Goal
In the entries below, count every line with the word "développement". Return only the count.

--- START OF Input data ---

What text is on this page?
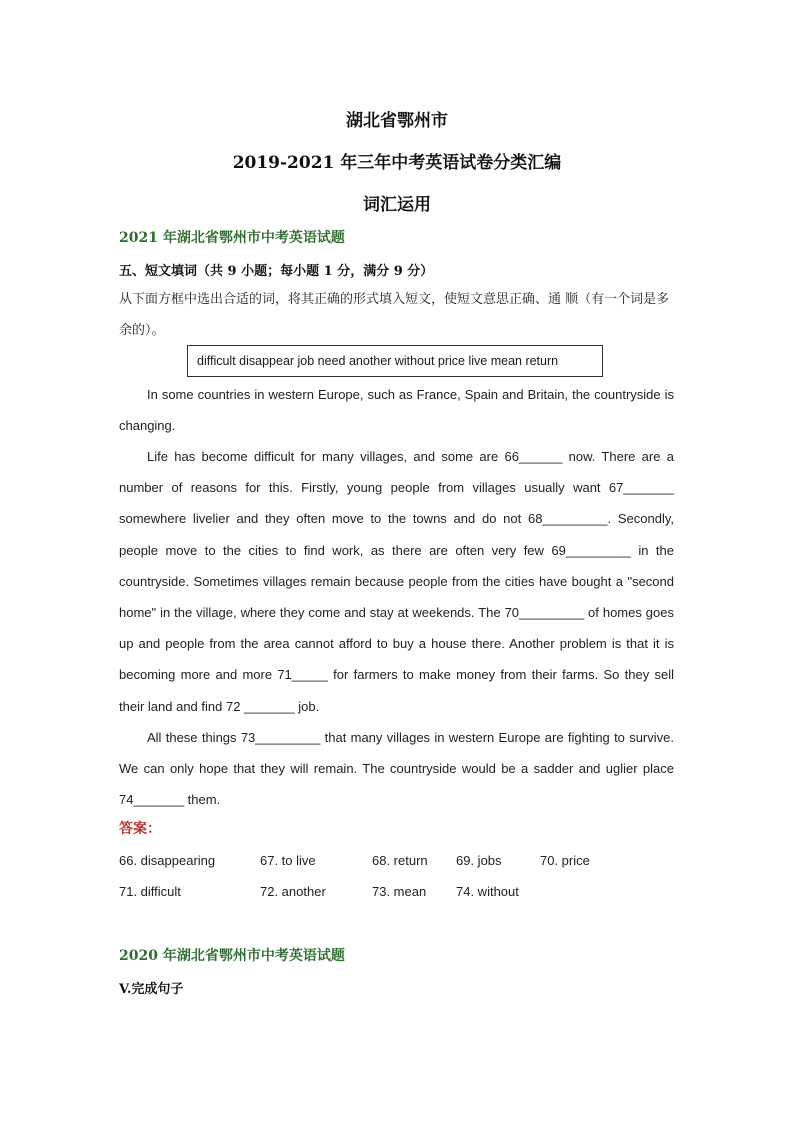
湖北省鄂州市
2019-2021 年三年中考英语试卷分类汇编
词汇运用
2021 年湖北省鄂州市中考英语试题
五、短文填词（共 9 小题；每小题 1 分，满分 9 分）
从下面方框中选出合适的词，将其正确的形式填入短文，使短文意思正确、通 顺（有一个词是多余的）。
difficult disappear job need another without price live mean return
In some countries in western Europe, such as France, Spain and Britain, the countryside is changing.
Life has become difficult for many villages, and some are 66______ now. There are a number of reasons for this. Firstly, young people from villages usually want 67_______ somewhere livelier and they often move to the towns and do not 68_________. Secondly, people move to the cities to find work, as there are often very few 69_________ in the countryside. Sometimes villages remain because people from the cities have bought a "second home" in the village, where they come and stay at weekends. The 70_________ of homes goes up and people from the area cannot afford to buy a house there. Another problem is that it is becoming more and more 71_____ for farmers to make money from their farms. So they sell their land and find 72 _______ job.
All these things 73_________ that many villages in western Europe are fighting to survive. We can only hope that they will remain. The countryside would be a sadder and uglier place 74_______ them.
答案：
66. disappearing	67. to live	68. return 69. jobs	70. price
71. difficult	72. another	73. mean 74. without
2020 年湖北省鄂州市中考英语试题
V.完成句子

--- END OF Input data ---
--- START OF Input data ---

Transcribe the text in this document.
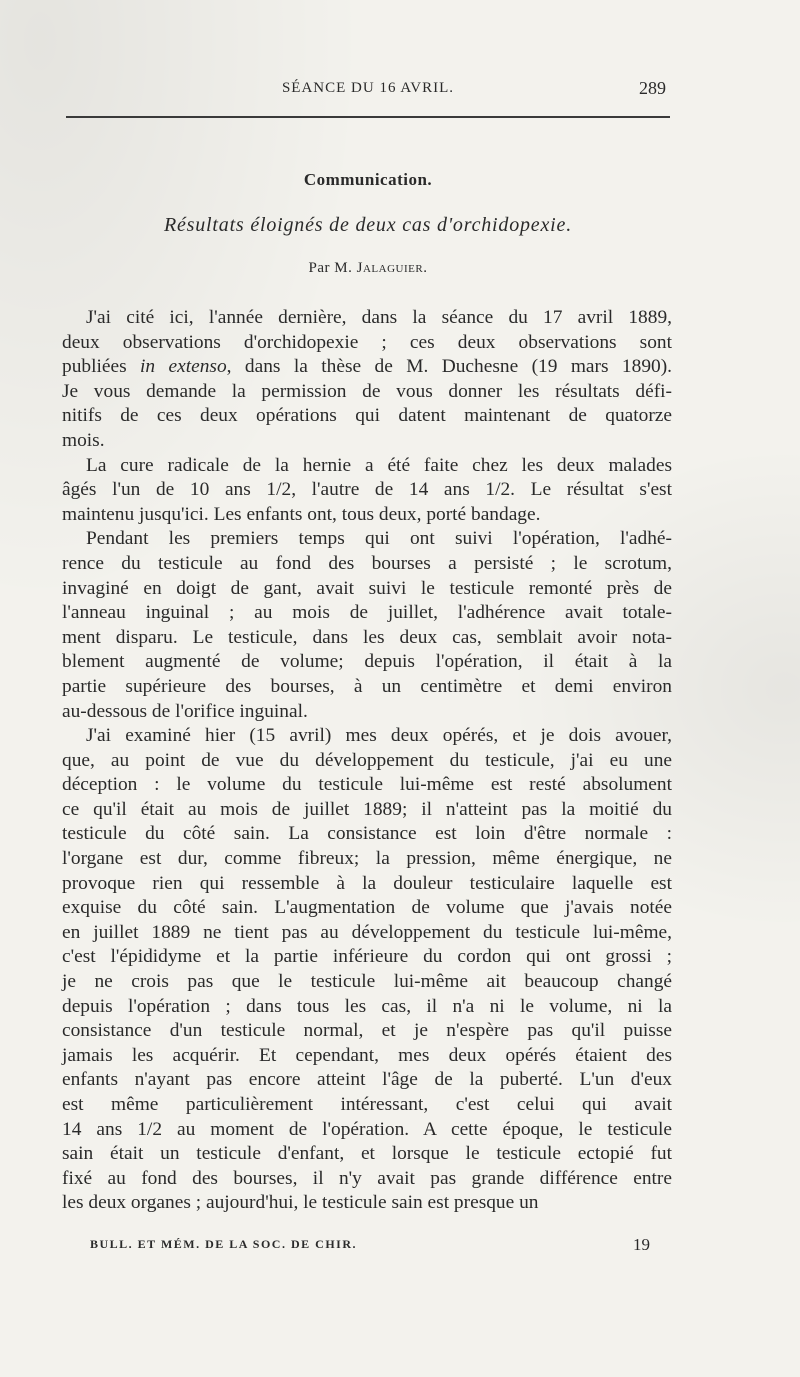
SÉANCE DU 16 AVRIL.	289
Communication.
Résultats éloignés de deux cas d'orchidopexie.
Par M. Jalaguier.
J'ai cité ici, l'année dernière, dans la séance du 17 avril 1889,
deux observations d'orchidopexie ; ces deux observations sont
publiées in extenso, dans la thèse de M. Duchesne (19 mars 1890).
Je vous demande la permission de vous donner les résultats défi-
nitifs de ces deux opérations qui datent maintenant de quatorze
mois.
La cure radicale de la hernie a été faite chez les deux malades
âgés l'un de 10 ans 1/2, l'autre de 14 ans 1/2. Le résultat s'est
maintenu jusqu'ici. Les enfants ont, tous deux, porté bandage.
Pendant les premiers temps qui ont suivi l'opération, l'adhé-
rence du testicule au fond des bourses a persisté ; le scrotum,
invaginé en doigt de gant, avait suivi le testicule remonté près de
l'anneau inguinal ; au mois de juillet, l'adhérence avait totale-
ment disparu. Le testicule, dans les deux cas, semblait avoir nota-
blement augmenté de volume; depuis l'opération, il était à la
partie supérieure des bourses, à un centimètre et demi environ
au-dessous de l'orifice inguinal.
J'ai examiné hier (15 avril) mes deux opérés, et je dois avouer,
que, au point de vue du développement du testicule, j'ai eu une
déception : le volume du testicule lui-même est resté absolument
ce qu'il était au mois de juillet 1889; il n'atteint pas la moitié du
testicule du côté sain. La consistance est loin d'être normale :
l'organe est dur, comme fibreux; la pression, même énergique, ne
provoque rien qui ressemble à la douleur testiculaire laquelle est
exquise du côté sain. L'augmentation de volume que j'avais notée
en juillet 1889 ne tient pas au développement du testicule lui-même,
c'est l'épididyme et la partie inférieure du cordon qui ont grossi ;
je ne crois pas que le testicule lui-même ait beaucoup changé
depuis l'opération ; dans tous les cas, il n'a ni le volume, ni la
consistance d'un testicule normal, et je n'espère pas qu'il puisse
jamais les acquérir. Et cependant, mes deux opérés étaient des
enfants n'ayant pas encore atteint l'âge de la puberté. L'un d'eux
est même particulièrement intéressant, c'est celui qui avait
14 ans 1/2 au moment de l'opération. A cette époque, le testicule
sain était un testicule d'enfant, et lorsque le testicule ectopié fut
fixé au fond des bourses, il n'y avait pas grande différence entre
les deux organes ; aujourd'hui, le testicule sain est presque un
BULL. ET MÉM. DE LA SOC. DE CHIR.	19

--- END OF Input data ---

Exercise solution
2